## Start Entries

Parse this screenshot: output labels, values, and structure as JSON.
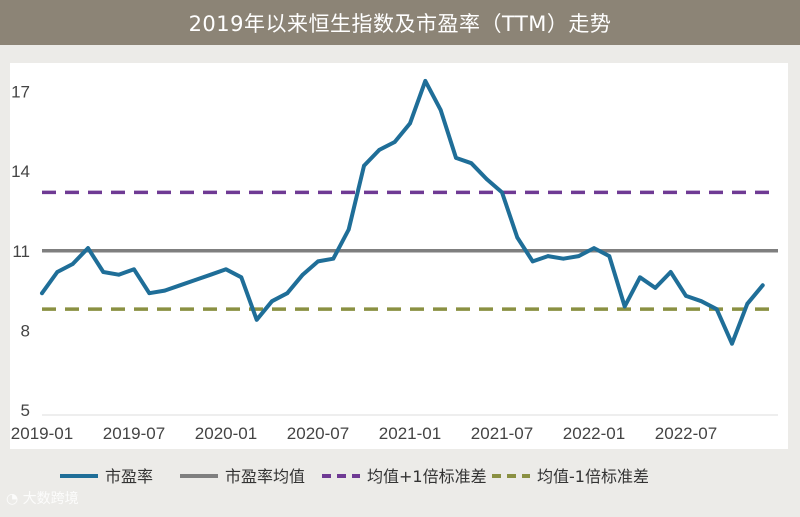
{
  "chart_data": {
    "type": "line",
    "title": "2019年以来恒生指数及市盈率（TTM）走势",
    "xlabel": "",
    "ylabel": "",
    "ylim": [
      5,
      18
    ],
    "yticks": [
      5,
      8,
      11,
      14,
      17
    ],
    "xlim": [
      "2019-01",
      "2023-01"
    ],
    "xticks": [
      "2019-01",
      "2019-07",
      "2020-01",
      "2020-07",
      "2021-01",
      "2021-07",
      "2022-01",
      "2022-07"
    ],
    "grid": false,
    "legend_position": "bottom",
    "series": [
      {
        "name": "市盈率",
        "color": "#1f6e98",
        "style": "solid",
        "points": [
          [
            "2019-01",
            9.4
          ],
          [
            "2019-02",
            10.2
          ],
          [
            "2019-03",
            10.5
          ],
          [
            "2019-04",
            11.1
          ],
          [
            "2019-05",
            10.2
          ],
          [
            "2019-06",
            10.1
          ],
          [
            "2019-07",
            10.3
          ],
          [
            "2019-08",
            9.4
          ],
          [
            "2019-09",
            9.5
          ],
          [
            "2019-10",
            9.7
          ],
          [
            "2019-11",
            9.9
          ],
          [
            "2019-12",
            10.1
          ],
          [
            "2020-01",
            10.3
          ],
          [
            "2020-02",
            10.0
          ],
          [
            "2020-03",
            8.4
          ],
          [
            "2020-04",
            9.1
          ],
          [
            "2020-05",
            9.4
          ],
          [
            "2020-06",
            10.1
          ],
          [
            "2020-07",
            10.6
          ],
          [
            "2020-08",
            10.7
          ],
          [
            "2020-09",
            11.8
          ],
          [
            "2020-10",
            14.2
          ],
          [
            "2020-11",
            14.8
          ],
          [
            "2020-12",
            15.1
          ],
          [
            "2021-01",
            15.8
          ],
          [
            "2021-02",
            17.4
          ],
          [
            "2021-03",
            16.3
          ],
          [
            "2021-04",
            14.5
          ],
          [
            "2021-05",
            14.3
          ],
          [
            "2021-06",
            13.7
          ],
          [
            "2021-07",
            13.2
          ],
          [
            "2021-08",
            11.5
          ],
          [
            "2021-09",
            10.6
          ],
          [
            "2021-10",
            10.8
          ],
          [
            "2021-11",
            10.7
          ],
          [
            "2021-12",
            10.8
          ],
          [
            "2022-01",
            11.1
          ],
          [
            "2022-02",
            10.8
          ],
          [
            "2022-03",
            8.9
          ],
          [
            "2022-04",
            10.0
          ],
          [
            "2022-05",
            9.6
          ],
          [
            "2022-06",
            10.2
          ],
          [
            "2022-07",
            9.3
          ],
          [
            "2022-08",
            9.1
          ],
          [
            "2022-09",
            8.8
          ],
          [
            "2022-10",
            7.5
          ],
          [
            "2022-11",
            9.0
          ],
          [
            "2022-12",
            9.7
          ]
        ]
      },
      {
        "name": "市盈率均值",
        "color": "#7f7f7f",
        "style": "solid",
        "value": 11.0
      },
      {
        "name": "均值+1倍标准差",
        "color": "#6f3a94",
        "style": "dashed",
        "value": 13.2
      },
      {
        "name": "均值-1倍标准差",
        "color": "#8a9042",
        "style": "dashed",
        "value": 8.8
      }
    ]
  },
  "watermark": "大数跨境"
}
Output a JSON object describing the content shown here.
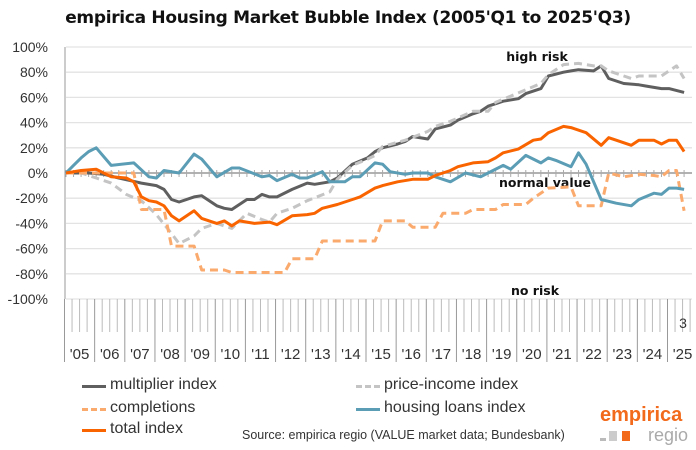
{
  "chart_data": {
    "type": "line",
    "title": "empirica Housing Market Bubble Index (2005'Q1 to 2025'Q3)",
    "xlim": [
      2005.0,
      2025.5
    ],
    "ylim": [
      -100,
      100
    ],
    "y_ticks": [
      "100%",
      "80%",
      "60%",
      "40%",
      "20%",
      "0%",
      "-20%",
      "-40%",
      "-60%",
      "-80%",
      "-100%"
    ],
    "x_ticks": [
      "'05",
      "'06",
      "'07",
      "'08",
      "'09",
      "'10",
      "'11",
      "'12",
      "'13",
      "'14",
      "'15",
      "'16",
      "'17",
      "'18",
      "'19",
      "'20",
      "'21",
      "'22",
      "'23",
      "'24",
      "'25"
    ],
    "last_quarter_label": "3",
    "grid": true,
    "legend_position": "bottom",
    "annotations": {
      "high": "high risk",
      "normal": "normal value",
      "low": "no risk"
    },
    "series": [
      {
        "name": "multiplier index",
        "color": "#5f5f5f",
        "dash": false,
        "points": [
          [
            2005,
            0
          ],
          [
            2005.75,
            0
          ],
          [
            2006.25,
            -1
          ],
          [
            2006.75,
            -4
          ],
          [
            2007.5,
            -8
          ],
          [
            2008,
            -10
          ],
          [
            2008.25,
            -13
          ],
          [
            2008.5,
            -21
          ],
          [
            2008.75,
            -23
          ],
          [
            2009.25,
            -19
          ],
          [
            2009.5,
            -18
          ],
          [
            2010,
            -26
          ],
          [
            2010.25,
            -28
          ],
          [
            2010.5,
            -29
          ],
          [
            2011,
            -21
          ],
          [
            2011.25,
            -21
          ],
          [
            2011.5,
            -17
          ],
          [
            2011.75,
            -19
          ],
          [
            2012,
            -19
          ],
          [
            2012.5,
            -13
          ],
          [
            2013,
            -8
          ],
          [
            2013.25,
            -9
          ],
          [
            2013.75,
            -7
          ],
          [
            2014,
            -4
          ],
          [
            2014.5,
            7
          ],
          [
            2015,
            12
          ],
          [
            2015.25,
            17
          ],
          [
            2015.5,
            20
          ],
          [
            2016,
            23
          ],
          [
            2016.25,
            25
          ],
          [
            2016.5,
            29
          ],
          [
            2017,
            27
          ],
          [
            2017.25,
            35
          ],
          [
            2017.75,
            38
          ],
          [
            2018,
            42
          ],
          [
            2018.5,
            47
          ],
          [
            2018.75,
            49
          ],
          [
            2019,
            53
          ],
          [
            2019.5,
            57
          ],
          [
            2020,
            59
          ],
          [
            2020.25,
            63
          ],
          [
            2020.75,
            67
          ],
          [
            2021,
            77
          ],
          [
            2021.5,
            80
          ],
          [
            2021.75,
            81
          ],
          [
            2022,
            82
          ],
          [
            2022.5,
            81
          ],
          [
            2022.75,
            85
          ],
          [
            2023,
            75
          ],
          [
            2023.5,
            71
          ],
          [
            2024,
            70
          ],
          [
            2024.25,
            69
          ],
          [
            2024.75,
            67
          ],
          [
            2025,
            67
          ],
          [
            2025.5,
            64
          ]
        ]
      },
      {
        "name": "price-income index",
        "color": "#c4c4c4",
        "dash": true,
        "points": [
          [
            2005,
            0
          ],
          [
            2005.5,
            0
          ],
          [
            2006,
            -4
          ],
          [
            2006.5,
            -8
          ],
          [
            2007,
            -17
          ],
          [
            2007.5,
            -22
          ],
          [
            2008,
            -33
          ],
          [
            2008.5,
            -48
          ],
          [
            2008.75,
            -56
          ],
          [
            2009.25,
            -50
          ],
          [
            2009.5,
            -44
          ],
          [
            2010,
            -40
          ],
          [
            2010.5,
            -44
          ],
          [
            2011,
            -32
          ],
          [
            2011.5,
            -37
          ],
          [
            2011.75,
            -39
          ],
          [
            2012,
            -32
          ],
          [
            2012.5,
            -28
          ],
          [
            2013,
            -22
          ],
          [
            2013.75,
            -15
          ],
          [
            2014,
            -5
          ],
          [
            2014.5,
            6
          ],
          [
            2015,
            11
          ],
          [
            2015.25,
            14
          ],
          [
            2015.5,
            21
          ],
          [
            2016.25,
            26
          ],
          [
            2017,
            33
          ],
          [
            2017.25,
            37
          ],
          [
            2017.75,
            41
          ],
          [
            2018.5,
            49
          ],
          [
            2019,
            49
          ],
          [
            2019.25,
            56
          ],
          [
            2019.75,
            61
          ],
          [
            2020.25,
            66
          ],
          [
            2020.75,
            71
          ],
          [
            2021,
            78
          ],
          [
            2021.5,
            86
          ],
          [
            2022,
            87
          ],
          [
            2022.5,
            85
          ],
          [
            2022.75,
            85
          ],
          [
            2023,
            81
          ],
          [
            2023.75,
            75
          ],
          [
            2024,
            77
          ],
          [
            2024.75,
            77
          ],
          [
            2025,
            81
          ],
          [
            2025.25,
            85
          ],
          [
            2025.5,
            75
          ]
        ]
      },
      {
        "name": "completions",
        "color": "#fbaa6e",
        "dash": true,
        "points": [
          [
            2005,
            0
          ],
          [
            2007.25,
            0
          ],
          [
            2007.5,
            -29
          ],
          [
            2008.25,
            -29
          ],
          [
            2008.5,
            -58
          ],
          [
            2009.25,
            -58
          ],
          [
            2009.5,
            -77
          ],
          [
            2010.25,
            -77
          ],
          [
            2010.5,
            -79
          ],
          [
            2012.25,
            -79
          ],
          [
            2012.5,
            -68
          ],
          [
            2013.25,
            -68
          ],
          [
            2013.5,
            -54
          ],
          [
            2015.25,
            -54
          ],
          [
            2015.5,
            -38
          ],
          [
            2016.25,
            -38
          ],
          [
            2016.5,
            -43
          ],
          [
            2017.25,
            -43
          ],
          [
            2017.5,
            -32
          ],
          [
            2018.25,
            -32
          ],
          [
            2018.5,
            -29
          ],
          [
            2019.25,
            -29
          ],
          [
            2019.5,
            -25
          ],
          [
            2020.25,
            -25
          ],
          [
            2020.5,
            -20
          ],
          [
            2021,
            -12
          ],
          [
            2021.75,
            -11
          ],
          [
            2022,
            -26
          ],
          [
            2022.75,
            -26
          ],
          [
            2023,
            0
          ],
          [
            2023.5,
            -3
          ],
          [
            2024,
            -1
          ],
          [
            2024.5,
            -2
          ],
          [
            2024.75,
            -3
          ],
          [
            2025,
            2
          ],
          [
            2025.25,
            2
          ],
          [
            2025.5,
            -30
          ]
        ]
      },
      {
        "name": "housing loans index",
        "color": "#5b9db5",
        "dash": false,
        "points": [
          [
            2005,
            0
          ],
          [
            2005.25,
            6
          ],
          [
            2005.5,
            12
          ],
          [
            2005.75,
            17
          ],
          [
            2006,
            20
          ],
          [
            2006.5,
            6
          ],
          [
            2007.25,
            8
          ],
          [
            2007.75,
            -3
          ],
          [
            2008,
            -4
          ],
          [
            2008.25,
            2
          ],
          [
            2008.75,
            0
          ],
          [
            2009.25,
            15
          ],
          [
            2009.5,
            11
          ],
          [
            2010,
            -3
          ],
          [
            2010.5,
            4
          ],
          [
            2010.75,
            4
          ],
          [
            2011.5,
            -3
          ],
          [
            2011.75,
            -2
          ],
          [
            2012,
            -6
          ],
          [
            2012.5,
            -1
          ],
          [
            2012.75,
            -4
          ],
          [
            2013,
            -4
          ],
          [
            2013.5,
            1
          ],
          [
            2013.75,
            -7
          ],
          [
            2014.25,
            -7
          ],
          [
            2014.5,
            -3
          ],
          [
            2014.75,
            -3
          ],
          [
            2015.25,
            8
          ],
          [
            2015.5,
            7
          ],
          [
            2015.75,
            1
          ],
          [
            2016.25,
            -1
          ],
          [
            2016.5,
            0
          ],
          [
            2017,
            0
          ],
          [
            2017.25,
            -3
          ],
          [
            2017.75,
            -7
          ],
          [
            2018.25,
            0
          ],
          [
            2018.75,
            -3
          ],
          [
            2019,
            0
          ],
          [
            2019.5,
            6
          ],
          [
            2019.75,
            3
          ],
          [
            2020.25,
            14
          ],
          [
            2020.75,
            8
          ],
          [
            2021,
            12
          ],
          [
            2021.25,
            10
          ],
          [
            2021.75,
            5
          ],
          [
            2022,
            16
          ],
          [
            2022.25,
            7
          ],
          [
            2022.75,
            -21
          ],
          [
            2023.25,
            -24
          ],
          [
            2023.75,
            -26
          ],
          [
            2024,
            -21
          ],
          [
            2024.5,
            -16
          ],
          [
            2024.75,
            -17
          ],
          [
            2025,
            -12
          ],
          [
            2025.25,
            -12
          ],
          [
            2025.5,
            -13
          ]
        ]
      },
      {
        "name": "total index",
        "color": "#fa6400",
        "dash": false,
        "points": [
          [
            2005,
            0
          ],
          [
            2005.5,
            2
          ],
          [
            2006,
            3
          ],
          [
            2006.5,
            -3
          ],
          [
            2007,
            -4
          ],
          [
            2007.25,
            -7
          ],
          [
            2007.5,
            -19
          ],
          [
            2007.75,
            -22
          ],
          [
            2008,
            -23
          ],
          [
            2008.25,
            -26
          ],
          [
            2008.5,
            -34
          ],
          [
            2008.75,
            -38
          ],
          [
            2009.25,
            -30
          ],
          [
            2009.5,
            -36
          ],
          [
            2010,
            -40
          ],
          [
            2010.25,
            -38
          ],
          [
            2010.5,
            -42
          ],
          [
            2010.75,
            -38
          ],
          [
            2011.25,
            -40
          ],
          [
            2011.75,
            -39
          ],
          [
            2012,
            -41
          ],
          [
            2012.5,
            -34
          ],
          [
            2013,
            -33
          ],
          [
            2013.25,
            -32
          ],
          [
            2013.5,
            -28
          ],
          [
            2014,
            -25
          ],
          [
            2014.5,
            -21
          ],
          [
            2014.75,
            -19
          ],
          [
            2015.25,
            -12
          ],
          [
            2015.5,
            -10
          ],
          [
            2016,
            -7
          ],
          [
            2016.5,
            -5
          ],
          [
            2017,
            -5
          ],
          [
            2017.25,
            -2
          ],
          [
            2017.75,
            2
          ],
          [
            2018,
            5
          ],
          [
            2018.5,
            8
          ],
          [
            2019,
            9
          ],
          [
            2019.25,
            12
          ],
          [
            2019.5,
            16
          ],
          [
            2020,
            19
          ],
          [
            2020.5,
            26
          ],
          [
            2020.75,
            27
          ],
          [
            2021,
            32
          ],
          [
            2021.5,
            37
          ],
          [
            2021.75,
            36
          ],
          [
            2022.25,
            32
          ],
          [
            2022.75,
            22
          ],
          [
            2023,
            28
          ],
          [
            2023.25,
            26
          ],
          [
            2023.75,
            22
          ],
          [
            2024,
            26
          ],
          [
            2024.5,
            26
          ],
          [
            2024.75,
            23
          ],
          [
            2025,
            26
          ],
          [
            2025.25,
            26
          ],
          [
            2025.5,
            17
          ]
        ]
      }
    ]
  },
  "source": "Source: empirica regio (VALUE market data; Bundesbank)",
  "logo": {
    "brand": "empirica",
    "sub": "regio"
  }
}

## End Entries

» **Exercise**
Report each line of the material above where the word "name" appears.

» **Correct response**
        "name": "市盈率",
        "name": "市盈率均值",
        "name": "均值+1倍标准差",
        "name": "均值-1倍标准差",
        "name": "multiplier index",
        "name": "price-income index",
        "name": "completions",
        "name": "housing loans index",
        "name": "total index",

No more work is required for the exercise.